## Data provided
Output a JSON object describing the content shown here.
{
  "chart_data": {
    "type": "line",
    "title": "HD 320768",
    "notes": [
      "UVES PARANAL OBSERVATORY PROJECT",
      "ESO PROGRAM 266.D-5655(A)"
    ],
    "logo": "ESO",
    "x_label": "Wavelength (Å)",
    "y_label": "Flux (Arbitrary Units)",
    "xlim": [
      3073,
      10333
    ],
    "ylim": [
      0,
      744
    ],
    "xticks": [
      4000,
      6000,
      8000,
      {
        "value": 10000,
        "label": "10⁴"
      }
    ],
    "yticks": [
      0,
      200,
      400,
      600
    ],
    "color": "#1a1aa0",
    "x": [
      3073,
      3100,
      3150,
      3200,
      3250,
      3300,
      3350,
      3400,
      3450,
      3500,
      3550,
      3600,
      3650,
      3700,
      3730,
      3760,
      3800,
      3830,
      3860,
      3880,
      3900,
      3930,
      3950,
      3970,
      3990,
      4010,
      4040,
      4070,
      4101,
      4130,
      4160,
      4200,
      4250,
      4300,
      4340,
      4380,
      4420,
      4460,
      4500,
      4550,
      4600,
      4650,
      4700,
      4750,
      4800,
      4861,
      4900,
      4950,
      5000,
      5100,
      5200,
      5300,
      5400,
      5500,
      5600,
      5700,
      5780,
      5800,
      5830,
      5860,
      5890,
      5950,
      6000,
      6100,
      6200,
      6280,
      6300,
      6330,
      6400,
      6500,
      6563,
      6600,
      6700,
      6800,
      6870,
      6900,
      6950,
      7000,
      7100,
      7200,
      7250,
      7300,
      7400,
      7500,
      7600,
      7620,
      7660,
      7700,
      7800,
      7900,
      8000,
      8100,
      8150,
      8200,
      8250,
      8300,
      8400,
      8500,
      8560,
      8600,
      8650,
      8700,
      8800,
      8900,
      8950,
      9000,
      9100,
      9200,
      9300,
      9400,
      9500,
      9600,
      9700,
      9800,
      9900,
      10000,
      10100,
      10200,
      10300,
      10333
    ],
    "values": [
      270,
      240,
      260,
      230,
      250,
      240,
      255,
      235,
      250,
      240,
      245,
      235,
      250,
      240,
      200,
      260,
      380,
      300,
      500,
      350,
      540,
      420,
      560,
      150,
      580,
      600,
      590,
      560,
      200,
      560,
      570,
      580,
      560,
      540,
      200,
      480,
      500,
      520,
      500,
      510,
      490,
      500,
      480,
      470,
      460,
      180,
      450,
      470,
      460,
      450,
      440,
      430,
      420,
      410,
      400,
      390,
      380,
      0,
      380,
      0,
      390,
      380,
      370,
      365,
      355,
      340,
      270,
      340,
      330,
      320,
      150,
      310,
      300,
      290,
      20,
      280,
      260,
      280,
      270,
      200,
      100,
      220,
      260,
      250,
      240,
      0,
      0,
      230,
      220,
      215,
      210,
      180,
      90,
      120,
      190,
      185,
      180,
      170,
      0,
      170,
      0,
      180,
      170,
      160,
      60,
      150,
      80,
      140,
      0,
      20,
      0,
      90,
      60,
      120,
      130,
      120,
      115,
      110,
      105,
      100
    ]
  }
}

## Set task
Above are some records; repeat all of them exactly.

## The completed task
Output a JSON object describing the content shown here.
{
  "chart_data": {
    "type": "line",
    "title": "HD 320768",
    "notes": [
      "UVES PARANAL OBSERVATORY PROJECT",
      "ESO PROGRAM 266.D-5655(A)"
    ],
    "logo": "ESO",
    "x_label": "Wavelength (Å)",
    "y_label": "Flux (Arbitrary Units)",
    "xlim": [
      3073,
      10333
    ],
    "ylim": [
      0,
      744
    ],
    "xticks": [
      4000,
      6000,
      8000,
      {
        "value": 10000,
        "label": "10⁴"
      }
    ],
    "yticks": [
      0,
      200,
      400,
      600
    ],
    "color": "#1a1aa0",
    "x": [
      3073,
      3100,
      3150,
      3200,
      3250,
      3300,
      3350,
      3400,
      3450,
      3500,
      3550,
      3600,
      3650,
      3700,
      3730,
      3760,
      3800,
      3830,
      3860,
      3880,
      3900,
      3930,
      3950,
      3970,
      3990,
      4010,
      4040,
      4070,
      4101,
      4130,
      4160,
      4200,
      4250,
      4300,
      4340,
      4380,
      4420,
      4460,
      4500,
      4550,
      4600,
      4650,
      4700,
      4750,
      4800,
      4861,
      4900,
      4950,
      5000,
      5100,
      5200,
      5300,
      5400,
      5500,
      5600,
      5700,
      5780,
      5800,
      5830,
      5860,
      5890,
      5950,
      6000,
      6100,
      6200,
      6280,
      6300,
      6330,
      6400,
      6500,
      6563,
      6600,
      6700,
      6800,
      6870,
      6900,
      6950,
      7000,
      7100,
      7200,
      7250,
      7300,
      7400,
      7500,
      7600,
      7620,
      7660,
      7700,
      7800,
      7900,
      8000,
      8100,
      8150,
      8200,
      8250,
      8300,
      8400,
      8500,
      8560,
      8600,
      8650,
      8700,
      8800,
      8900,
      8950,
      9000,
      9100,
      9200,
      9300,
      9400,
      9500,
      9600,
      9700,
      9800,
      9900,
      10000,
      10100,
      10200,
      10300,
      10333
    ],
    "values": [
      270,
      240,
      260,
      230,
      250,
      240,
      255,
      235,
      250,
      240,
      245,
      235,
      250,
      240,
      200,
      260,
      380,
      300,
      500,
      350,
      540,
      420,
      560,
      150,
      580,
      600,
      590,
      560,
      200,
      560,
      570,
      580,
      560,
      540,
      200,
      480,
      500,
      520,
      500,
      510,
      490,
      500,
      480,
      470,
      460,
      180,
      450,
      470,
      460,
      450,
      440,
      430,
      420,
      410,
      400,
      390,
      380,
      0,
      380,
      0,
      390,
      380,
      370,
      365,
      355,
      340,
      270,
      340,
      330,
      320,
      150,
      310,
      300,
      290,
      20,
      280,
      260,
      280,
      270,
      200,
      100,
      220,
      260,
      250,
      240,
      0,
      0,
      230,
      220,
      215,
      210,
      180,
      90,
      120,
      190,
      185,
      180,
      170,
      0,
      170,
      0,
      180,
      170,
      160,
      60,
      150,
      80,
      140,
      0,
      20,
      0,
      90,
      60,
      120,
      130,
      120,
      115,
      110,
      105,
      100
    ]
  }
}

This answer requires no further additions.